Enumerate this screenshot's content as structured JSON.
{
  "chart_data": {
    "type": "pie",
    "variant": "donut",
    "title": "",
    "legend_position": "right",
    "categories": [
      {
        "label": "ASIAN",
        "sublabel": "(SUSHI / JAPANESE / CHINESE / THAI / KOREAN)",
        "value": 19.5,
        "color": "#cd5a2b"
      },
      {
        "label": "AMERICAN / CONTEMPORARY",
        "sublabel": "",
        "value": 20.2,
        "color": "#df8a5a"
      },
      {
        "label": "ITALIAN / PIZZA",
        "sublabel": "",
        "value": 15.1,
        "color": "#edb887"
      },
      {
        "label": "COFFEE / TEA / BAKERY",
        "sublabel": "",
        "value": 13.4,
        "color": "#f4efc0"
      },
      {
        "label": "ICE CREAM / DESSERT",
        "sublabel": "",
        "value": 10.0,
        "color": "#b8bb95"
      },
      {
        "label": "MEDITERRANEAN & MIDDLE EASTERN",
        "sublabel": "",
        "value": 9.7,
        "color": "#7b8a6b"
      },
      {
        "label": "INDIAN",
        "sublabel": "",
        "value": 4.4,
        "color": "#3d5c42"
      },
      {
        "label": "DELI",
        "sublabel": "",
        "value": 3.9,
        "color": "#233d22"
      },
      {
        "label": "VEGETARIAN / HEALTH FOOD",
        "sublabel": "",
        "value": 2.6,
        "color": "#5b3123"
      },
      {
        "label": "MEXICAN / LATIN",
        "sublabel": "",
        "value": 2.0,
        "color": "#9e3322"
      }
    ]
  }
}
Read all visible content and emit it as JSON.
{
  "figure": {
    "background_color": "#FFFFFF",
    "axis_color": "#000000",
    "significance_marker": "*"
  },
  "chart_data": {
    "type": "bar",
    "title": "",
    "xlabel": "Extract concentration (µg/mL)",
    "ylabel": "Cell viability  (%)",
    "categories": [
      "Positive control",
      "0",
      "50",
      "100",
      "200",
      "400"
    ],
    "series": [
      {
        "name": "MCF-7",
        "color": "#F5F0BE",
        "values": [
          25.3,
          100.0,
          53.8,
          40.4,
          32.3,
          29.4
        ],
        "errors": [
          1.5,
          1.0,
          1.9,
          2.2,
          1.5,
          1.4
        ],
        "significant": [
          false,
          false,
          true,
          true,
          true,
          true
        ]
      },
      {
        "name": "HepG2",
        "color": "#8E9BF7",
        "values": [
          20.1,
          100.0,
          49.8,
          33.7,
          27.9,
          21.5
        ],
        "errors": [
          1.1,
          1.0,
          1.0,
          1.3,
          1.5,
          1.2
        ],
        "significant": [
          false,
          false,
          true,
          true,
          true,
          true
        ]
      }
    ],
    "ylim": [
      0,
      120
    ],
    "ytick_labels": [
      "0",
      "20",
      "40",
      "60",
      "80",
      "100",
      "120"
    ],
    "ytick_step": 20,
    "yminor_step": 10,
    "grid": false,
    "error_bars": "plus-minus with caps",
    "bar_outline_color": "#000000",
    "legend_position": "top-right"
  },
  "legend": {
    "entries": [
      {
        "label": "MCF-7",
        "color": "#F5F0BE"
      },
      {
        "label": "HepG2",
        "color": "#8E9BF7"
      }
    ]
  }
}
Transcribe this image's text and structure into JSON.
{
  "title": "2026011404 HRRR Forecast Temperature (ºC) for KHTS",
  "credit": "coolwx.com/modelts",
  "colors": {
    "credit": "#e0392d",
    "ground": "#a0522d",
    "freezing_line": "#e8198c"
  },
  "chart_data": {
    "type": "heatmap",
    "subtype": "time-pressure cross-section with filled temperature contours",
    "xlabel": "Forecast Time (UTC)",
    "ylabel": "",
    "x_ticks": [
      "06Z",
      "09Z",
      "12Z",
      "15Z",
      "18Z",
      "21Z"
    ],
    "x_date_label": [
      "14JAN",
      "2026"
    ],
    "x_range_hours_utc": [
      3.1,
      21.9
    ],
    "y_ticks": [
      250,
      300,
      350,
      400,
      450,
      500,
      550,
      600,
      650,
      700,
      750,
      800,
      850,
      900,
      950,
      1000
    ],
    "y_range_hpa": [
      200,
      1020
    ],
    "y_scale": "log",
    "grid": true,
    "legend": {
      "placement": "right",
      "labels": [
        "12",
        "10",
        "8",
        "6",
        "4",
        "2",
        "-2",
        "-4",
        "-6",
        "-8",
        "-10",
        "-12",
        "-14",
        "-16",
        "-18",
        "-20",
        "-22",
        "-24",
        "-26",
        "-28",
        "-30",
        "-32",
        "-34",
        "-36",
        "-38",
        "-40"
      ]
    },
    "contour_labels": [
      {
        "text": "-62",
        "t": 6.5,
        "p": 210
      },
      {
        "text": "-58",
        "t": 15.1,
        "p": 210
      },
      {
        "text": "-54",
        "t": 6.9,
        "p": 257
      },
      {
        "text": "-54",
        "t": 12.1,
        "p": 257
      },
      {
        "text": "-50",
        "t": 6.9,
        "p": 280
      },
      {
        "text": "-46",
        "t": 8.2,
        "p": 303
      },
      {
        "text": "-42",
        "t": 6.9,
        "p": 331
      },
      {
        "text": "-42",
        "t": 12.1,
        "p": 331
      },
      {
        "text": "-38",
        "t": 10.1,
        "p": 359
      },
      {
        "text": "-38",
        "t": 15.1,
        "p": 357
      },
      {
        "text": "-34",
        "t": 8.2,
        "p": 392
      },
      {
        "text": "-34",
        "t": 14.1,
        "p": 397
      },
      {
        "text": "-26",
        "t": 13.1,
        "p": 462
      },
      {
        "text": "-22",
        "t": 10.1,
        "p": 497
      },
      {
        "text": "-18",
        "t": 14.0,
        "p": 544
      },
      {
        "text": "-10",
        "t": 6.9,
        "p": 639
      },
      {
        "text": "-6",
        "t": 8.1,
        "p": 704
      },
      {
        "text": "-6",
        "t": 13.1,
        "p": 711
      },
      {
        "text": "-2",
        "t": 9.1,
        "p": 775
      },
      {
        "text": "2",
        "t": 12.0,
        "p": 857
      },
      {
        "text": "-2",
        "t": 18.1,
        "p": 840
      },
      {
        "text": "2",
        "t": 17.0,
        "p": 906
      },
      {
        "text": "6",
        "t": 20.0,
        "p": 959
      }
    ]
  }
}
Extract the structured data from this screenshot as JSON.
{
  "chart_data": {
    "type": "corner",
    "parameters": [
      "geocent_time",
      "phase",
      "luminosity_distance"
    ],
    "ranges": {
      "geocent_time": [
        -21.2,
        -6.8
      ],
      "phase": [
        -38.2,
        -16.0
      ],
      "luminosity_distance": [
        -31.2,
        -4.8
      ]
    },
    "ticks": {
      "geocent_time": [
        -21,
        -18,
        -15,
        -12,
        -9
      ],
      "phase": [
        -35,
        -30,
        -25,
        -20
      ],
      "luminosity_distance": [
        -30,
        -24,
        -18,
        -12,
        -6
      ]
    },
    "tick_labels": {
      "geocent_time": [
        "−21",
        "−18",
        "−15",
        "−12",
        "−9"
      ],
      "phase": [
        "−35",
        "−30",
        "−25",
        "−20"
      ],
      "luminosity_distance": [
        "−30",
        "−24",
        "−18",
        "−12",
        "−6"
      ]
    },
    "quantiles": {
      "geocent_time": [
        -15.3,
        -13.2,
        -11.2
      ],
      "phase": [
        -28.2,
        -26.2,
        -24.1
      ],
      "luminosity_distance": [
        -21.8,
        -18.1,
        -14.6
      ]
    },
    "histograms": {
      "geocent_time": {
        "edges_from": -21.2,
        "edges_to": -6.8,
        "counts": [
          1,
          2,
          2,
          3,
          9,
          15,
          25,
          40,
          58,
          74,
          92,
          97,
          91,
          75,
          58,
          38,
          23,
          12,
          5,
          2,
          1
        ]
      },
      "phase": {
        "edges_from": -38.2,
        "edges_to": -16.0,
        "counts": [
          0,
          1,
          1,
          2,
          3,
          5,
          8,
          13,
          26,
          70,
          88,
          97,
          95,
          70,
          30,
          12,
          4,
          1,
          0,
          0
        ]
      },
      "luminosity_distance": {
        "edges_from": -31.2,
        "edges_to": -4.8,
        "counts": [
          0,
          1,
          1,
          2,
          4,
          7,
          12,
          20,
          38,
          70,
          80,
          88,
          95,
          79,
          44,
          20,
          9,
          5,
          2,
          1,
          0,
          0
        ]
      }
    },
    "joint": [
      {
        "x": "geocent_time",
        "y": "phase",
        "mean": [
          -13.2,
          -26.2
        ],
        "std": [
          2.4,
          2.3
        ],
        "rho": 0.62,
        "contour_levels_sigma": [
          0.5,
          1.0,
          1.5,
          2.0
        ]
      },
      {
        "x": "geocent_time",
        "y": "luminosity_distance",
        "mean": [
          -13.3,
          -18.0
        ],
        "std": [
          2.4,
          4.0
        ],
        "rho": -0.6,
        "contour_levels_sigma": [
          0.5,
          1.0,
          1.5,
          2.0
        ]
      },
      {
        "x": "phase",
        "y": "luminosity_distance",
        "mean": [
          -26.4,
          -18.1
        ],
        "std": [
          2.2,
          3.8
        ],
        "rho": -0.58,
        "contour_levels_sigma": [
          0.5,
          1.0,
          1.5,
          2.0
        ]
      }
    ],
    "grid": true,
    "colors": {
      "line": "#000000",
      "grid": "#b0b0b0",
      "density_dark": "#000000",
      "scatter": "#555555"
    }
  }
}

> _THE TASK_
Show the lines of the records that include the string "right".

> _SOLUTION_
    "legend_position": "right",
    "legend_position": "top-right"
      "placement": "right",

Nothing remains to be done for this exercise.